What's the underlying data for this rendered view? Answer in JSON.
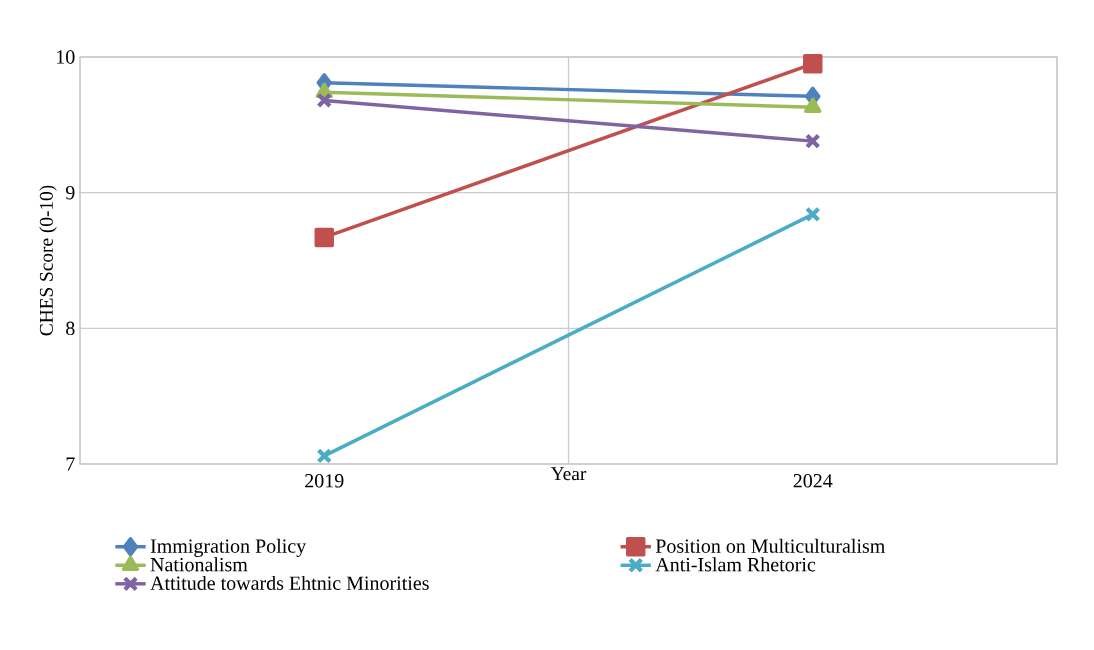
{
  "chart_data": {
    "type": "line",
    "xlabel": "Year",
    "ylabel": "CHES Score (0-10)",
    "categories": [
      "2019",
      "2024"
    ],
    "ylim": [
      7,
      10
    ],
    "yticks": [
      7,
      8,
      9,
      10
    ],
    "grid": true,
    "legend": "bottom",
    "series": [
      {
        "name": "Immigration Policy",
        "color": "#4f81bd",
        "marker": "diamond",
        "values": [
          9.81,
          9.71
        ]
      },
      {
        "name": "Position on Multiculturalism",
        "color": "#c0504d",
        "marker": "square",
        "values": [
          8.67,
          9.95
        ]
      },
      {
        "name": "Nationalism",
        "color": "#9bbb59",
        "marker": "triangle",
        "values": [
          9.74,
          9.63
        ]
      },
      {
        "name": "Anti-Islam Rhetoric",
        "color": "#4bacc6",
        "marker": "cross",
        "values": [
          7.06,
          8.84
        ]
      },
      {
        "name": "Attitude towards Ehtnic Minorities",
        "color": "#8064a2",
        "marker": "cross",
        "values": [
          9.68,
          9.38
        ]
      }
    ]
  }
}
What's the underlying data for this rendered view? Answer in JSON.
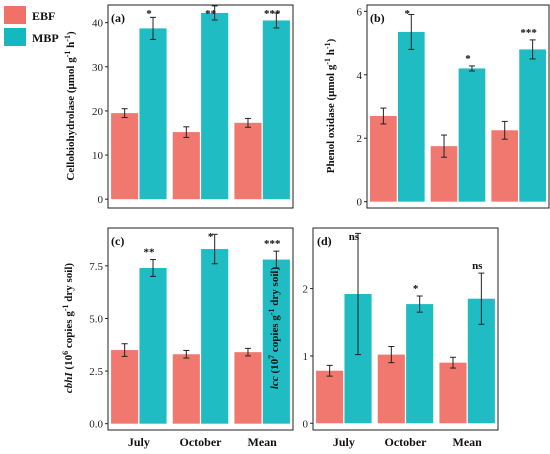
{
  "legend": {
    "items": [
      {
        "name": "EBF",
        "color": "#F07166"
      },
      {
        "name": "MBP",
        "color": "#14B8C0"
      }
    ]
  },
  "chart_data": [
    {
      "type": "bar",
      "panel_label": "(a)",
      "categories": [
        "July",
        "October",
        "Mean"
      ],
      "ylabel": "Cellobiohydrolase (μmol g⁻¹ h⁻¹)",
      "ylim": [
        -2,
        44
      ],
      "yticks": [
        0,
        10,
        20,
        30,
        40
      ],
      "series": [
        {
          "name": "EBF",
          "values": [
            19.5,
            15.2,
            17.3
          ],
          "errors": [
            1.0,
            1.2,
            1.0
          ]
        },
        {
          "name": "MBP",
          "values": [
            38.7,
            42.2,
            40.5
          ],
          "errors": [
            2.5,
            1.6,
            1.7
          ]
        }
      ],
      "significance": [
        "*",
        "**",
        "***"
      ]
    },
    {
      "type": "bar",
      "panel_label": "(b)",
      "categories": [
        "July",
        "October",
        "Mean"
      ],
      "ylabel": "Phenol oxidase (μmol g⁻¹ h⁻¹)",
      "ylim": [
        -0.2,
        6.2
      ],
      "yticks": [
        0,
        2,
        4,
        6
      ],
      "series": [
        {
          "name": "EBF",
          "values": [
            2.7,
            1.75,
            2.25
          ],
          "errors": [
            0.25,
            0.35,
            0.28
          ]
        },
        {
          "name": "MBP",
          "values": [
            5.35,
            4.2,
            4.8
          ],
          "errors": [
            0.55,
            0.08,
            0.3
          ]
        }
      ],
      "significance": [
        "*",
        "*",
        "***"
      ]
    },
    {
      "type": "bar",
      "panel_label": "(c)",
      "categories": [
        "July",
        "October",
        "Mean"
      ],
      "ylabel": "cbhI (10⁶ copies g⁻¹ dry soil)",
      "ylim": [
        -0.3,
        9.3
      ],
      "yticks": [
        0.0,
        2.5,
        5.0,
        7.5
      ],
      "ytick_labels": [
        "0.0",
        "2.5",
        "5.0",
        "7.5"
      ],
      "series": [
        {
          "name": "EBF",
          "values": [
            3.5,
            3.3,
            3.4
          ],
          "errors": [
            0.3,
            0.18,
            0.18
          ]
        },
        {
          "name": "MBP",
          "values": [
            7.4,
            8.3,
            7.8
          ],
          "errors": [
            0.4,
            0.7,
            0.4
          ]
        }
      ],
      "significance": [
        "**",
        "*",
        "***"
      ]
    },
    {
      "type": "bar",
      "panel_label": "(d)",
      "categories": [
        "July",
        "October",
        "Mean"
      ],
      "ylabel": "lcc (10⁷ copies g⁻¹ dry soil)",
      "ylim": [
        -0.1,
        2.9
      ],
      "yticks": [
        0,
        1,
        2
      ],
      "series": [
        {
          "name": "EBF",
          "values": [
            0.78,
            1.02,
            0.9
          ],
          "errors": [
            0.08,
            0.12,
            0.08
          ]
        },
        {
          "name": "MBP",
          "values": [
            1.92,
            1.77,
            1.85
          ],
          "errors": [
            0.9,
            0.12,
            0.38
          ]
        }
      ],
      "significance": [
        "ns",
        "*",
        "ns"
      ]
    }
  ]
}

— Task to carry out —
Quote the entries above word for word. Leave the images out.

— Response for this exercise —
What's the underlying data for this rendered view? Answer in JSON.
{
  "chart_data": {
    "type": "line",
    "xlabel": "Year",
    "ylabel": "CHES Score (0-10)",
    "categories": [
      "2019",
      "2024"
    ],
    "ylim": [
      7,
      10
    ],
    "yticks": [
      7,
      8,
      9,
      10
    ],
    "grid": true,
    "legend": "bottom",
    "series": [
      {
        "name": "Immigration Policy",
        "color": "#4f81bd",
        "marker": "diamond",
        "values": [
          9.81,
          9.71
        ]
      },
      {
        "name": "Position on Multiculturalism",
        "color": "#c0504d",
        "marker": "square",
        "values": [
          8.67,
          9.95
        ]
      },
      {
        "name": "Nationalism",
        "color": "#9bbb59",
        "marker": "triangle",
        "values": [
          9.74,
          9.63
        ]
      },
      {
        "name": "Anti-Islam Rhetoric",
        "color": "#4bacc6",
        "marker": "cross",
        "values": [
          7.06,
          8.84
        ]
      },
      {
        "name": "Attitude towards Ehtnic Minorities",
        "color": "#8064a2",
        "marker": "cross",
        "values": [
          9.68,
          9.38
        ]
      }
    ]
  }
}
What's the underlying data for this rendered view? Answer in JSON.
{
  "legend": {
    "items": [
      {
        "name": "EBF",
        "color": "#F07166"
      },
      {
        "name": "MBP",
        "color": "#14B8C0"
      }
    ]
  },
  "chart_data": [
    {
      "type": "bar",
      "panel_label": "(a)",
      "categories": [
        "July",
        "October",
        "Mean"
      ],
      "ylabel": "Cellobiohydrolase (μmol g⁻¹ h⁻¹)",
      "ylim": [
        -2,
        44
      ],
      "yticks": [
        0,
        10,
        20,
        30,
        40
      ],
      "series": [
        {
          "name": "EBF",
          "values": [
            19.5,
            15.2,
            17.3
          ],
          "errors": [
            1.0,
            1.2,
            1.0
          ]
        },
        {
          "name": "MBP",
          "values": [
            38.7,
            42.2,
            40.5
          ],
          "errors": [
            2.5,
            1.6,
            1.7
          ]
        }
      ],
      "significance": [
        "*",
        "**",
        "***"
      ]
    },
    {
      "type": "bar",
      "panel_label": "(b)",
      "categories": [
        "July",
        "October",
        "Mean"
      ],
      "ylabel": "Phenol oxidase (μmol g⁻¹ h⁻¹)",
      "ylim": [
        -0.2,
        6.2
      ],
      "yticks": [
        0,
        2,
        4,
        6
      ],
      "series": [
        {
          "name": "EBF",
          "values": [
            2.7,
            1.75,
            2.25
          ],
          "errors": [
            0.25,
            0.35,
            0.28
          ]
        },
        {
          "name": "MBP",
          "values": [
            5.35,
            4.2,
            4.8
          ],
          "errors": [
            0.55,
            0.08,
            0.3
          ]
        }
      ],
      "significance": [
        "*",
        "*",
        "***"
      ]
    },
    {
      "type": "bar",
      "panel_label": "(c)",
      "categories": [
        "July",
        "October",
        "Mean"
      ],
      "ylabel": "cbhI (10⁶ copies g⁻¹ dry soil)",
      "ylim": [
        -0.3,
        9.3
      ],
      "yticks": [
        0.0,
        2.5,
        5.0,
        7.5
      ],
      "ytick_labels": [
        "0.0",
        "2.5",
        "5.0",
        "7.5"
      ],
      "series": [
        {
          "name": "EBF",
          "values": [
            3.5,
            3.3,
            3.4
          ],
          "errors": [
            0.3,
            0.18,
            0.18
          ]
        },
        {
          "name": "MBP",
          "values": [
            7.4,
            8.3,
            7.8
          ],
          "errors": [
            0.4,
            0.7,
            0.4
          ]
        }
      ],
      "significance": [
        "**",
        "*",
        "***"
      ]
    },
    {
      "type": "bar",
      "panel_label": "(d)",
      "categories": [
        "July",
        "October",
        "Mean"
      ],
      "ylabel": "lcc (10⁷ copies g⁻¹ dry soil)",
      "ylim": [
        -0.1,
        2.9
      ],
      "yticks": [
        0,
        1,
        2
      ],
      "series": [
        {
          "name": "EBF",
          "values": [
            0.78,
            1.02,
            0.9
          ],
          "errors": [
            0.08,
            0.12,
            0.08
          ]
        },
        {
          "name": "MBP",
          "values": [
            1.92,
            1.77,
            1.85
          ],
          "errors": [
            0.9,
            0.12,
            0.38
          ]
        }
      ],
      "significance": [
        "ns",
        "*",
        "ns"
      ]
    }
  ]
}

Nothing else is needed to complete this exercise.